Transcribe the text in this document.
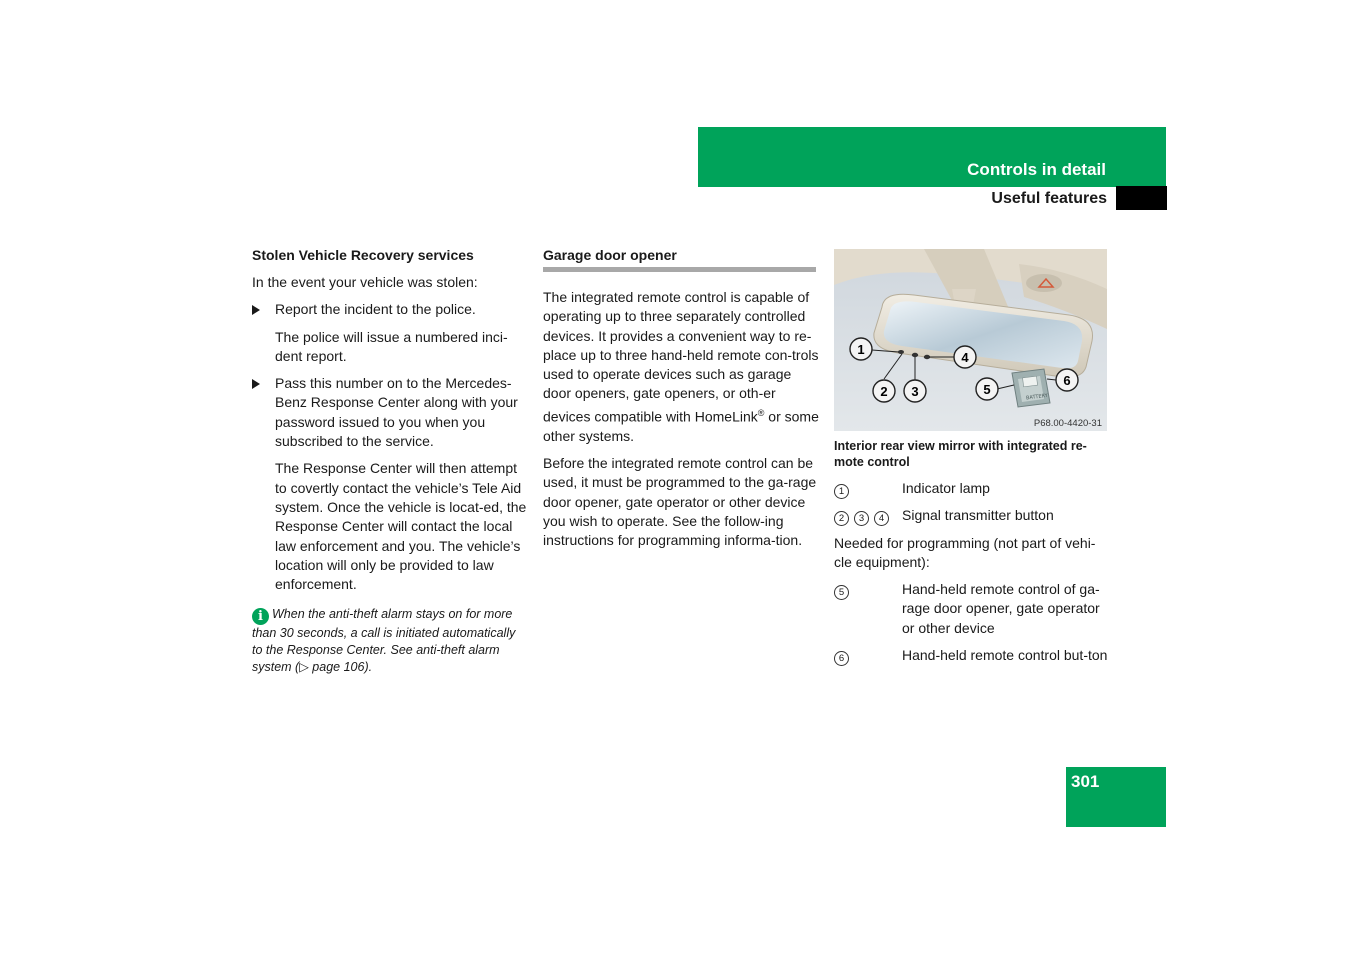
Controls in detail
Useful features
Stolen Vehicle Recovery services

In the event your vehicle was stolen:

Report the incident to the police.
The police will issue a numbered inci-dent report.
Pass this number on to the Mercedes-Benz Response Center along with your password issued to you when you subscribed to the service.
The Response Center will then attempt to covertly contact the vehicle’s Tele Aid system. Once the vehicle is locat-ed, the Response Center will contact the local law enforcement and you. The vehicle’s location will only be provided to law enforcement.
i When the anti-theft alarm stays on for more than 30 seconds, a call is initiated automatically to the Response Center. See anti-theft alarm system (▷ page 106).
Garage door opener

The integrated remote control is capable of operating up to three separately controlled devices. It provides a convenient way to re-place up to three hand-held remote con-trols used to operate devices such as garage door openers, gate openers, or oth-er devices compatible with HomeLink® or some other systems.

Before the integrated remote control can be used, it must be programmed to the ga-rage door opener, gate operator or other device you wish to operate. See the follow-ing instructions for programming informa-tion.

BATTERY
1
2 3
4
5
6
P68.00-4420-31
Interior rear view mirror with integrated re-mote control
1	Indicator lamp
2 3 4	Signal transmitter button

Needed for programming (not part of vehi-cle equipment):

5	Hand-held remote control of ga-rage door opener, gate operator or other device
6	Hand-held remote control but-ton
301
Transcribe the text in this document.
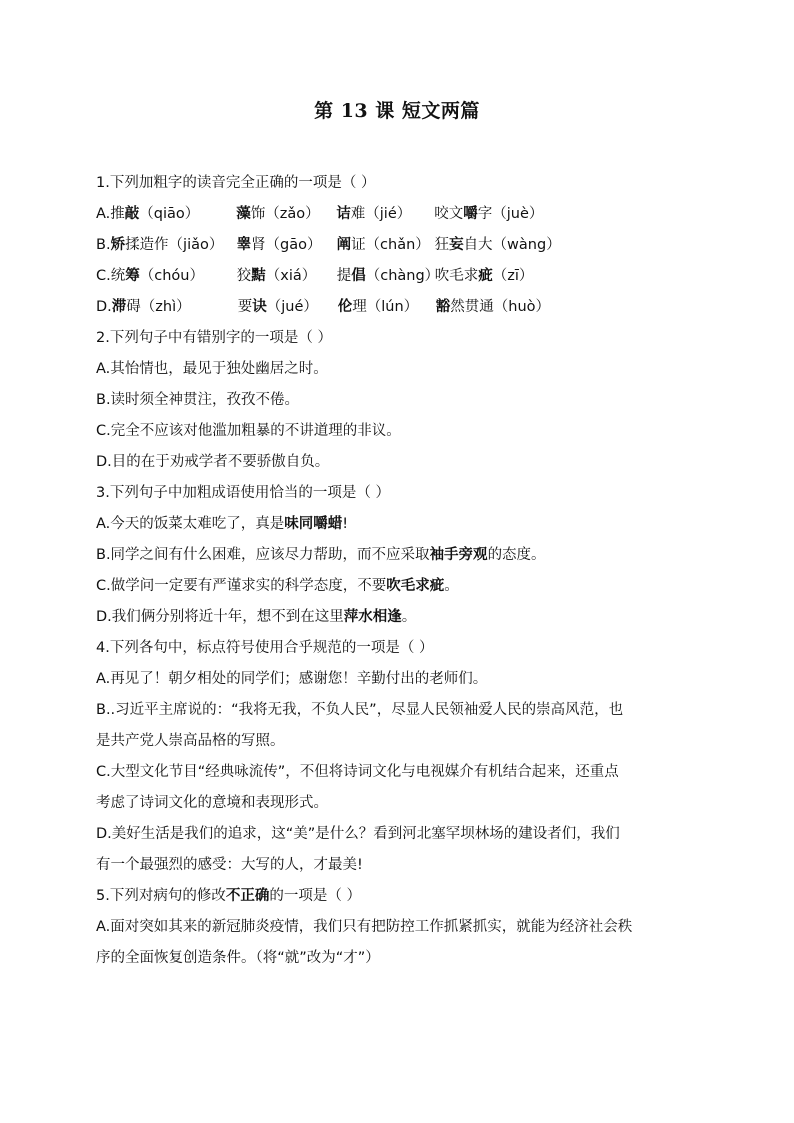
第 13 课 短文两篇
1.下列加粗字的读音完全正确的一项是（ ）
A.推敲（qiāo）	藻饰（zǎo） 诘难（jié） 咬文嚼字（juè）
B.矫揉造作（jiǎo） 睾肾（gāo） 阐证（chǎn） 狂妄自大（wàng）
C.统筹（chóu） 狡黠（xiá） 提倡（chàng）吹毛求疵（zī）
D.滞碍（zhì）	要诀（jué） 伦理（lún） 豁然贯通（huò）
2.下列句子中有错别字的一项是（ ）
A.其怡情也，最见于独处幽居之时。
B.读时须全神贯注，孜孜不倦。
C.完全不应该对他滥加粗暴的不讲道理的非议。
D.目的在于劝戒学者不要骄傲自负。
3.下列句子中加粗成语使用恰当的一项是（ ）
A.今天的饭菜太难吃了，真是味同嚼蜡!
B.同学之间有什么困难，应该尽力帮助，而不应采取袖手旁观的态度。
C.做学问一定要有严谨求实的科学态度，不要吹毛求疵。
D.我们俩分别将近十年，想不到在这里萍水相逢。
4.下列各句中，标点符号使用合乎规范的一项是（ ）
A.再见了！朝夕相处的同学们；感谢您！辛勤付出的老师们。
B..习近平主席说的：“我将无我，不负人民”，尽显人民领袖爱人民的崇高风范，也
是共产党人崇高品格的写照。
C.大型文化节目“经典咏流传”，不但将诗词文化与电视媒介有机结合起来，还重点
考虑了诗词文化的意境和表现形式。
D.美好生活是我们的追求，这“美”是什么？看到河北塞罕坝林场的建设者们，我们
有一个最强烈的感受：大写的人，才最美!
5.下列对病句的修改不正确的一项是（ ）
A.面对突如其来的新冠肺炎疫情，我们只有把防控工作抓紧抓实，就能为经济社会秩
序的全面恢复创造条件。（将“就”改为“才”）
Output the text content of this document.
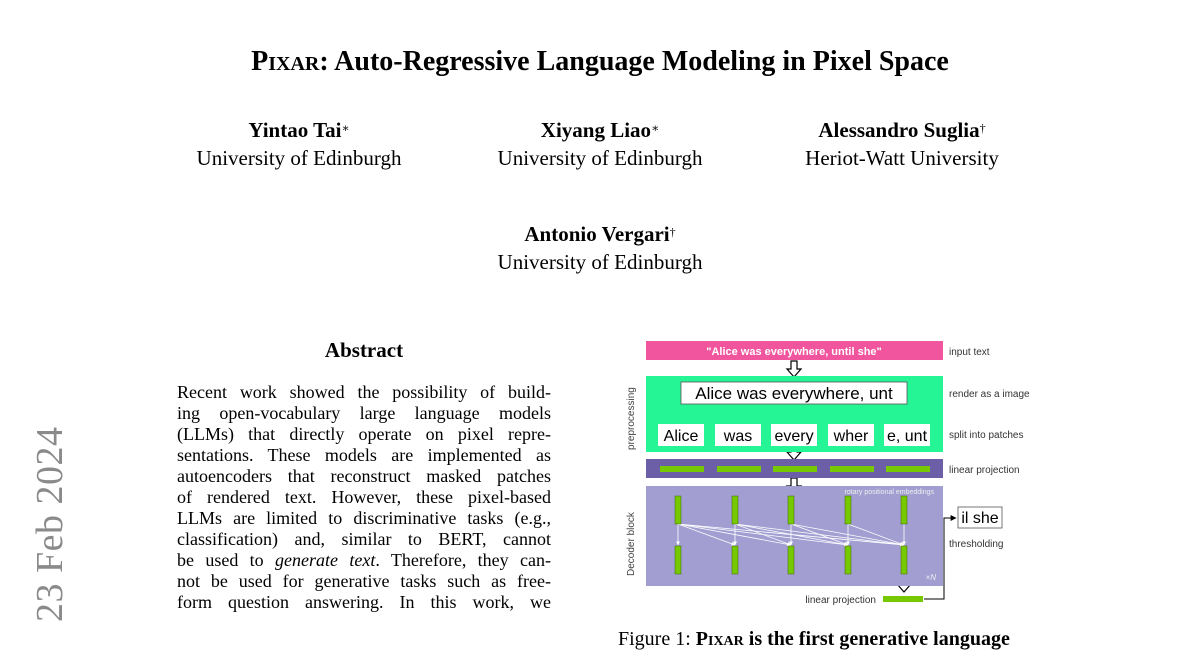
23 Feb 2024
Pixar: Auto-Regressive Language Modeling in Pixel Space
Yintao Tai∗
University of Edinburgh
Xiyang Liao∗
University of Edinburgh
Alessandro Suglia†
Heriot-Watt University
Antonio Vergari†
University of Edinburgh
Abstract

Recent work showed the possibility of build-

ing open-vocabulary large language models

(LLMs) that directly operate on pixel repre-

sentations. These models are implemented as

autoencoders that reconstruct masked patches

of rendered text. However, these pixel-based

LLMs are limited to discriminative tasks (e.g.,

classification) and, similar to BERT, cannot

be used to generate text. Therefore, they can-

not be used for generative tasks such as free-

form question answering. In this work, we

"Alice was everywhere, until she"	input text
preprocessing	Alice was everywhere, unt	render as a image
Alice was every wher e, unt split into patches
linear projection
Decoder block
rotary positional embeddings
×N
linear projection
il she
thresholding
Figure 1: Pixar is the first generative language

##############################

**YOUR INSTRUCTIONS**
Leave out the pictures, and give all the records again exactly.

**EXERCISE ANSWER**
Transcribe the text in this document.
Controls in detail
Useful features
Stolen Vehicle Recovery services

In the event your vehicle was stolen:

Report the incident to the police.
The police will issue a numbered inci-dent report.
Pass this number on to the Mercedes-Benz Response Center along with your password issued to you when you subscribed to the service.
The Response Center will then attempt to covertly contact the vehicle’s Tele Aid system. Once the vehicle is locat-ed, the Response Center will contact the local law enforcement and you. The vehicle’s location will only be provided to law enforcement.
i When the anti-theft alarm stays on for more than 30 seconds, a call is initiated automatically to the Response Center. See anti-theft alarm system (▷ page 106).
Garage door opener

The integrated remote control is capable of operating up to three separately controlled devices. It provides a convenient way to re-place up to three hand-held remote con-trols used to operate devices such as garage door openers, gate openers, or oth-er devices compatible with HomeLink® or some other systems.

Before the integrated remote control can be used, it must be programmed to the ga-rage door opener, gate operator or other device you wish to operate. See the follow-ing instructions for programming informa-tion.

BATTERY
1
2 3
4
5
6
P68.00-4420-31
Interior rear view mirror with integrated re-mote control
1	Indicator lamp
2 3 4	Signal transmitter button

Needed for programming (not part of vehi-cle equipment):

5	Hand-held remote control of ga-rage door opener, gate operator or other device
6	Hand-held remote control but-ton
301
Transcribe the text in this document.
第 13 课 短文两篇
1.下列加粗字的读音完全正确的一项是（ ）
A.推敲（qiāo）	藻饰（zǎo） 诘难（jié） 咬文嚼字（juè）
B.矫揉造作（jiǎo） 睾肾（gāo） 阐证（chǎn） 狂妄自大（wàng）
C.统筹（chóu） 狡黠（xiá） 提倡（chàng）吹毛求疵（zī）
D.滞碍（zhì）	要诀（jué） 伦理（lún） 豁然贯通（huò）
2.下列句子中有错别字的一项是（ ）
A.其怡情也，最见于独处幽居之时。
B.读时须全神贯注，孜孜不倦。
C.完全不应该对他滥加粗暴的不讲道理的非议。
D.目的在于劝戒学者不要骄傲自负。
3.下列句子中加粗成语使用恰当的一项是（ ）
A.今天的饭菜太难吃了，真是味同嚼蜡!
B.同学之间有什么困难，应该尽力帮助，而不应采取袖手旁观的态度。
C.做学问一定要有严谨求实的科学态度，不要吹毛求疵。
D.我们俩分别将近十年，想不到在这里萍水相逢。
4.下列各句中，标点符号使用合乎规范的一项是（ ）
A.再见了！朝夕相处的同学们；感谢您！辛勤付出的老师们。
B..习近平主席说的：“我将无我，不负人民”，尽显人民领袖爱人民的崇高风范，也
是共产党人崇高品格的写照。
C.大型文化节目“经典咏流传”，不但将诗词文化与电视媒介有机结合起来，还重点
考虑了诗词文化的意境和表现形式。
D.美好生活是我们的追求，这“美”是什么？看到河北塞罕坝林场的建设者们，我们
有一个最强烈的感受：大写的人，才最美!
5.下列对病句的修改不正确的一项是（ ）
A.面对突如其来的新冠肺炎疫情，我们只有把防控工作抓紧抓实，就能为经济社会秩
序的全面恢复创造条件。（将“就”改为“才”）
Output the text content of this document.
23 Feb 2024
Pixar: Auto-Regressive Language Modeling in Pixel Space
Yintao Tai∗
University of Edinburgh
Xiyang Liao∗
University of Edinburgh
Alessandro Suglia†
Heriot-Watt University
Antonio Vergari†
University of Edinburgh
Abstract

Recent work showed the possibility of build-

ing open-vocabulary large language models

(LLMs) that directly operate on pixel repre-

sentations. These models are implemented as

autoencoders that reconstruct masked patches

of rendered text. However, these pixel-based

LLMs are limited to discriminative tasks (e.g.,

classification) and, similar to BERT, cannot

be used to generate text. Therefore, they can-

not be used for generative tasks such as free-

form question answering. In this work, we

"Alice was everywhere, until she"	input text
preprocessing	Alice was everywhere, unt	render as a image
Alice was every wher e, unt split into patches
linear projection
Decoder block
rotary positional embeddings
×N
linear projection
il she
thresholding
Figure 1: Pixar is the first generative language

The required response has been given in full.